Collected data
* * * *
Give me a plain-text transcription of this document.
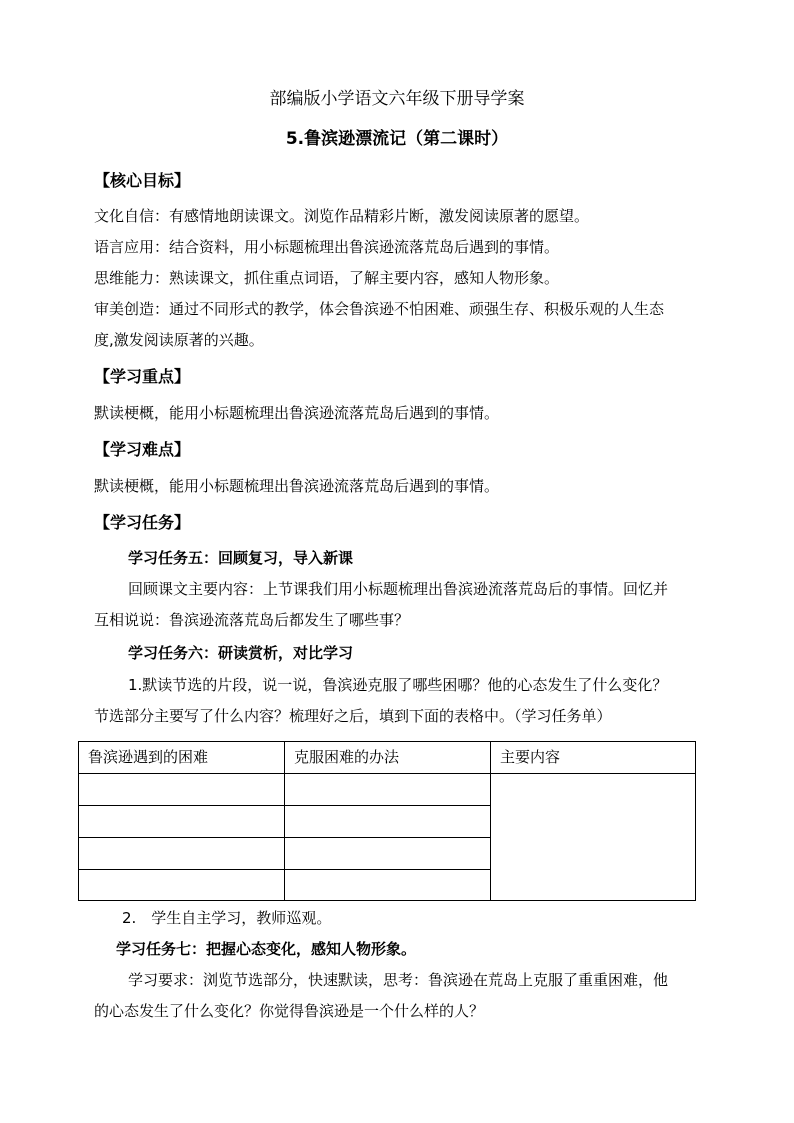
部编版小学语文六年级下册导学案
5.鲁滨逊漂流记（第二课时）
【核心目标】
文化自信：有感情地朗读课文。浏览作品精彩片断，激发阅读原著的愿望。
语言应用：结合资料，用小标题梳理出鲁滨逊流落荒岛后遇到的事情。
思维能力：熟读课文，抓住重点词语，了解主要内容，感知人物形象。
审美创造：通过不同形式的教学，体会鲁滨逊不怕困难、顽强生存、积极乐观的人生态
度,激发阅读原著的兴趣。
【学习重点】
默读梗概，能用小标题梳理出鲁滨逊流落荒岛后遇到的事情。
【学习难点】
默读梗概，能用小标题梳理出鲁滨逊流落荒岛后遇到的事情。
【学习任务】
学习任务五：回顾复习，导入新课
回顾课文主要内容：上节课我们用小标题梳理出鲁滨逊流落荒岛后的事情。回忆并
互相说说：鲁滨逊流落荒岛后都发生了哪些事？
学习任务六：研读赏析，对比学习
1.默读节选的片段，说一说，鲁滨逊克服了哪些困哪？他的心态发生了什么变化？
节选部分主要写了什么内容？梳理好之后，填到下面的表格中。（学习任务单）
鲁滨逊遇到的困难	克服困难的办法	主要内容
2.　学生自主学习，教师巡观。
学习任务七：把握心态变化，感知人物形象。
学习要求：浏览节选部分，快速默读，思考：鲁滨逊在荒岛上克服了重重困难，他
的心态发生了什么变化？你觉得鲁滨逊是一个什么样的人？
* * * *
SET PROBLEM:
Omitting all images, print the listing exactly.

IN RESPONSE:
Give me a plain-text transcription of this document.
部编版小学语文六年级下册导学案
5.鲁滨逊漂流记（第二课时）
【核心目标】
文化自信：有感情地朗读课文。浏览作品精彩片断，激发阅读原著的愿望。
语言应用：结合资料，用小标题梳理出鲁滨逊流落荒岛后遇到的事情。
思维能力：熟读课文，抓住重点词语，了解主要内容，感知人物形象。
审美创造：通过不同形式的教学，体会鲁滨逊不怕困难、顽强生存、积极乐观的人生态
度,激发阅读原著的兴趣。
【学习重点】
默读梗概，能用小标题梳理出鲁滨逊流落荒岛后遇到的事情。
【学习难点】
默读梗概，能用小标题梳理出鲁滨逊流落荒岛后遇到的事情。
【学习任务】
学习任务五：回顾复习，导入新课
回顾课文主要内容：上节课我们用小标题梳理出鲁滨逊流落荒岛后的事情。回忆并
互相说说：鲁滨逊流落荒岛后都发生了哪些事？
学习任务六：研读赏析，对比学习
1.默读节选的片段，说一说，鲁滨逊克服了哪些困哪？他的心态发生了什么变化？
节选部分主要写了什么内容？梳理好之后，填到下面的表格中。（学习任务单）
鲁滨逊遇到的困难	克服困难的办法	主要内容
2.　学生自主学习，教师巡观。
学习任务七：把握心态变化，感知人物形象。
学习要求：浏览节选部分，快速默读，思考：鲁滨逊在荒岛上克服了重重困难，他
的心态发生了什么变化？你觉得鲁滨逊是一个什么样的人？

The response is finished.